Source data
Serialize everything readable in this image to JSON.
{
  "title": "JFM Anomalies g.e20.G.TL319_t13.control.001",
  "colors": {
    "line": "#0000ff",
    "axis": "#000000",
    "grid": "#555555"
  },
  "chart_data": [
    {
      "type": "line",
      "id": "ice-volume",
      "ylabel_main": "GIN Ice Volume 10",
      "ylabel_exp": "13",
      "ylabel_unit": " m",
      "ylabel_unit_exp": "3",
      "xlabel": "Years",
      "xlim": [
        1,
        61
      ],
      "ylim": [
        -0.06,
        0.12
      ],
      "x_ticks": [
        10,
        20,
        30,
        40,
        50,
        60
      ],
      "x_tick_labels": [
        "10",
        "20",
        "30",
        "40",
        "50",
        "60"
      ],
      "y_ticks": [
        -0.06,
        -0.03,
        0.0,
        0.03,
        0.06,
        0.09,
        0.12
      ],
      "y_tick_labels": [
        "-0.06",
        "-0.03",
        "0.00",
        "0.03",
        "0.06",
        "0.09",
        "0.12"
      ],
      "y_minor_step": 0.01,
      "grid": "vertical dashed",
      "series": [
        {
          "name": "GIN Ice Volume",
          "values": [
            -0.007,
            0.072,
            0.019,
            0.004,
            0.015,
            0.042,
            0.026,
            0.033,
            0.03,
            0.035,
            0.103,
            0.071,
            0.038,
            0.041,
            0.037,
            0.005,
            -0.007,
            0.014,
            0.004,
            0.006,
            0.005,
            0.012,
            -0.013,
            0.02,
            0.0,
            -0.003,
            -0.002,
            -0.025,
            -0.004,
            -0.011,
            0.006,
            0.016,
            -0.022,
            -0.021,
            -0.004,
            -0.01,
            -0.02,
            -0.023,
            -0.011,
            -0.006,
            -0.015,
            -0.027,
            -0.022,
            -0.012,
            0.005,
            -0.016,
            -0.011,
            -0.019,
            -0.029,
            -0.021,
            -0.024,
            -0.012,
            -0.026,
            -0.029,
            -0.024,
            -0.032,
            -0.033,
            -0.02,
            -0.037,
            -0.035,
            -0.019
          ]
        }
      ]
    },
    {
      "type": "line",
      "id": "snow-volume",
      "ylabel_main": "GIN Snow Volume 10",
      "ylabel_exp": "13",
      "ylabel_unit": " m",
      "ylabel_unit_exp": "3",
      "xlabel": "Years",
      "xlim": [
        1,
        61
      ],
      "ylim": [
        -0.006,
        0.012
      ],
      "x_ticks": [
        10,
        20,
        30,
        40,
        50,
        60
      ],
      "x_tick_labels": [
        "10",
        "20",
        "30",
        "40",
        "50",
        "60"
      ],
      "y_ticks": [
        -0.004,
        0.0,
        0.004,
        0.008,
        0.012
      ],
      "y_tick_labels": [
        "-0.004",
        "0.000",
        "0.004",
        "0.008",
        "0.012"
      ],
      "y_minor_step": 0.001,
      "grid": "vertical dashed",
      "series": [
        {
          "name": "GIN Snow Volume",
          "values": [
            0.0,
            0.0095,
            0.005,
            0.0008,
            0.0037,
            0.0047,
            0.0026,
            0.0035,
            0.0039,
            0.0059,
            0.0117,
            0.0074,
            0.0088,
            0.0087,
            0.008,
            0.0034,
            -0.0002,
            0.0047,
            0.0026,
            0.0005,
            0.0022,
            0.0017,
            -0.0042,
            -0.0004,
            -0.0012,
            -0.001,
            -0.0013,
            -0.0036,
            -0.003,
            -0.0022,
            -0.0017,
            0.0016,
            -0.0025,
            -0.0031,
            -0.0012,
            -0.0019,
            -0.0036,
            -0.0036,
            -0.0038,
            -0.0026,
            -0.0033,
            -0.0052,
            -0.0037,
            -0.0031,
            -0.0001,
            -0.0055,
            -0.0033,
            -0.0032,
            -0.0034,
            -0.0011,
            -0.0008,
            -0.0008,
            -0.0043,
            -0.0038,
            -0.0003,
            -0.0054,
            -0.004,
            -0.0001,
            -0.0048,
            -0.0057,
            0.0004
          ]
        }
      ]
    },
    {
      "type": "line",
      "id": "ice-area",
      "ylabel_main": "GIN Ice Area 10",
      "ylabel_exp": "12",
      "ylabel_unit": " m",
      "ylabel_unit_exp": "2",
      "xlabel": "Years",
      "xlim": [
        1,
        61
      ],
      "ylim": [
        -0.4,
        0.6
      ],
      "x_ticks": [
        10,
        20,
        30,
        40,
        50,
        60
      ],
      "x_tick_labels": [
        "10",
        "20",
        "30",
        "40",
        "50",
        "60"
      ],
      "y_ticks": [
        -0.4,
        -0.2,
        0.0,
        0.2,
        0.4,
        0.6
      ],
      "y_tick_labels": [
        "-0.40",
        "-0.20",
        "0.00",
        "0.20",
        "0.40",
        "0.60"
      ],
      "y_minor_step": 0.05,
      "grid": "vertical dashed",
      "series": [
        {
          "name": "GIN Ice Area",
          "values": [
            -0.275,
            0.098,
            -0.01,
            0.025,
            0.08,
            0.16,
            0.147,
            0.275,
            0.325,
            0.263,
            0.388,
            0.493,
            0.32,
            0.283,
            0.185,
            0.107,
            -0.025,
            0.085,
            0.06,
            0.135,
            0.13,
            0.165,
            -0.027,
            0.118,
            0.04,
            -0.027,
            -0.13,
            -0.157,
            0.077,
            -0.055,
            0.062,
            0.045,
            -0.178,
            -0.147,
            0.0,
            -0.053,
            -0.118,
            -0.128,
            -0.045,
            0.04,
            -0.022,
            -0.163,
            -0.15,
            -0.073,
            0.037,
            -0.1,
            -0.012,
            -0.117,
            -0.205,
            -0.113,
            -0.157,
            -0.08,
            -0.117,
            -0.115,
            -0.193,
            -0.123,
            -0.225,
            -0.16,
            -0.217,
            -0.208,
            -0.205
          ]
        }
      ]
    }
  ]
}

Work required
Write each line above out exactly.

Correct output
Serialize everything readable in this image to JSON.
{
  "title": "JFM Anomalies g.e20.G.TL319_t13.control.001",
  "colors": {
    "line": "#0000ff",
    "axis": "#000000",
    "grid": "#555555"
  },
  "chart_data": [
    {
      "type": "line",
      "id": "ice-volume",
      "ylabel_main": "GIN Ice Volume 10",
      "ylabel_exp": "13",
      "ylabel_unit": " m",
      "ylabel_unit_exp": "3",
      "xlabel": "Years",
      "xlim": [
        1,
        61
      ],
      "ylim": [
        -0.06,
        0.12
      ],
      "x_ticks": [
        10,
        20,
        30,
        40,
        50,
        60
      ],
      "x_tick_labels": [
        "10",
        "20",
        "30",
        "40",
        "50",
        "60"
      ],
      "y_ticks": [
        -0.06,
        -0.03,
        0.0,
        0.03,
        0.06,
        0.09,
        0.12
      ],
      "y_tick_labels": [
        "-0.06",
        "-0.03",
        "0.00",
        "0.03",
        "0.06",
        "0.09",
        "0.12"
      ],
      "y_minor_step": 0.01,
      "grid": "vertical dashed",
      "series": [
        {
          "name": "GIN Ice Volume",
          "values": [
            -0.007,
            0.072,
            0.019,
            0.004,
            0.015,
            0.042,
            0.026,
            0.033,
            0.03,
            0.035,
            0.103,
            0.071,
            0.038,
            0.041,
            0.037,
            0.005,
            -0.007,
            0.014,
            0.004,
            0.006,
            0.005,
            0.012,
            -0.013,
            0.02,
            0.0,
            -0.003,
            -0.002,
            -0.025,
            -0.004,
            -0.011,
            0.006,
            0.016,
            -0.022,
            -0.021,
            -0.004,
            -0.01,
            -0.02,
            -0.023,
            -0.011,
            -0.006,
            -0.015,
            -0.027,
            -0.022,
            -0.012,
            0.005,
            -0.016,
            -0.011,
            -0.019,
            -0.029,
            -0.021,
            -0.024,
            -0.012,
            -0.026,
            -0.029,
            -0.024,
            -0.032,
            -0.033,
            -0.02,
            -0.037,
            -0.035,
            -0.019
          ]
        }
      ]
    },
    {
      "type": "line",
      "id": "snow-volume",
      "ylabel_main": "GIN Snow Volume 10",
      "ylabel_exp": "13",
      "ylabel_unit": " m",
      "ylabel_unit_exp": "3",
      "xlabel": "Years",
      "xlim": [
        1,
        61
      ],
      "ylim": [
        -0.006,
        0.012
      ],
      "x_ticks": [
        10,
        20,
        30,
        40,
        50,
        60
      ],
      "x_tick_labels": [
        "10",
        "20",
        "30",
        "40",
        "50",
        "60"
      ],
      "y_ticks": [
        -0.004,
        0.0,
        0.004,
        0.008,
        0.012
      ],
      "y_tick_labels": [
        "-0.004",
        "0.000",
        "0.004",
        "0.008",
        "0.012"
      ],
      "y_minor_step": 0.001,
      "grid": "vertical dashed",
      "series": [
        {
          "name": "GIN Snow Volume",
          "values": [
            0.0,
            0.0095,
            0.005,
            0.0008,
            0.0037,
            0.0047,
            0.0026,
            0.0035,
            0.0039,
            0.0059,
            0.0117,
            0.0074,
            0.0088,
            0.0087,
            0.008,
            0.0034,
            -0.0002,
            0.0047,
            0.0026,
            0.0005,
            0.0022,
            0.0017,
            -0.0042,
            -0.0004,
            -0.0012,
            -0.001,
            -0.0013,
            -0.0036,
            -0.003,
            -0.0022,
            -0.0017,
            0.0016,
            -0.0025,
            -0.0031,
            -0.0012,
            -0.0019,
            -0.0036,
            -0.0036,
            -0.0038,
            -0.0026,
            -0.0033,
            -0.0052,
            -0.0037,
            -0.0031,
            -0.0001,
            -0.0055,
            -0.0033,
            -0.0032,
            -0.0034,
            -0.0011,
            -0.0008,
            -0.0008,
            -0.0043,
            -0.0038,
            -0.0003,
            -0.0054,
            -0.004,
            -0.0001,
            -0.0048,
            -0.0057,
            0.0004
          ]
        }
      ]
    },
    {
      "type": "line",
      "id": "ice-area",
      "ylabel_main": "GIN Ice Area 10",
      "ylabel_exp": "12",
      "ylabel_unit": " m",
      "ylabel_unit_exp": "2",
      "xlabel": "Years",
      "xlim": [
        1,
        61
      ],
      "ylim": [
        -0.4,
        0.6
      ],
      "x_ticks": [
        10,
        20,
        30,
        40,
        50,
        60
      ],
      "x_tick_labels": [
        "10",
        "20",
        "30",
        "40",
        "50",
        "60"
      ],
      "y_ticks": [
        -0.4,
        -0.2,
        0.0,
        0.2,
        0.4,
        0.6
      ],
      "y_tick_labels": [
        "-0.40",
        "-0.20",
        "0.00",
        "0.20",
        "0.40",
        "0.60"
      ],
      "y_minor_step": 0.05,
      "grid": "vertical dashed",
      "series": [
        {
          "name": "GIN Ice Area",
          "values": [
            -0.275,
            0.098,
            -0.01,
            0.025,
            0.08,
            0.16,
            0.147,
            0.275,
            0.325,
            0.263,
            0.388,
            0.493,
            0.32,
            0.283,
            0.185,
            0.107,
            -0.025,
            0.085,
            0.06,
            0.135,
            0.13,
            0.165,
            -0.027,
            0.118,
            0.04,
            -0.027,
            -0.13,
            -0.157,
            0.077,
            -0.055,
            0.062,
            0.045,
            -0.178,
            -0.147,
            0.0,
            -0.053,
            -0.118,
            -0.128,
            -0.045,
            0.04,
            -0.022,
            -0.163,
            -0.15,
            -0.073,
            0.037,
            -0.1,
            -0.012,
            -0.117,
            -0.205,
            -0.113,
            -0.157,
            -0.08,
            -0.117,
            -0.115,
            -0.193,
            -0.123,
            -0.225,
            -0.16,
            -0.217,
            -0.208,
            -0.205
          ]
        }
      ]
    }
  ]
}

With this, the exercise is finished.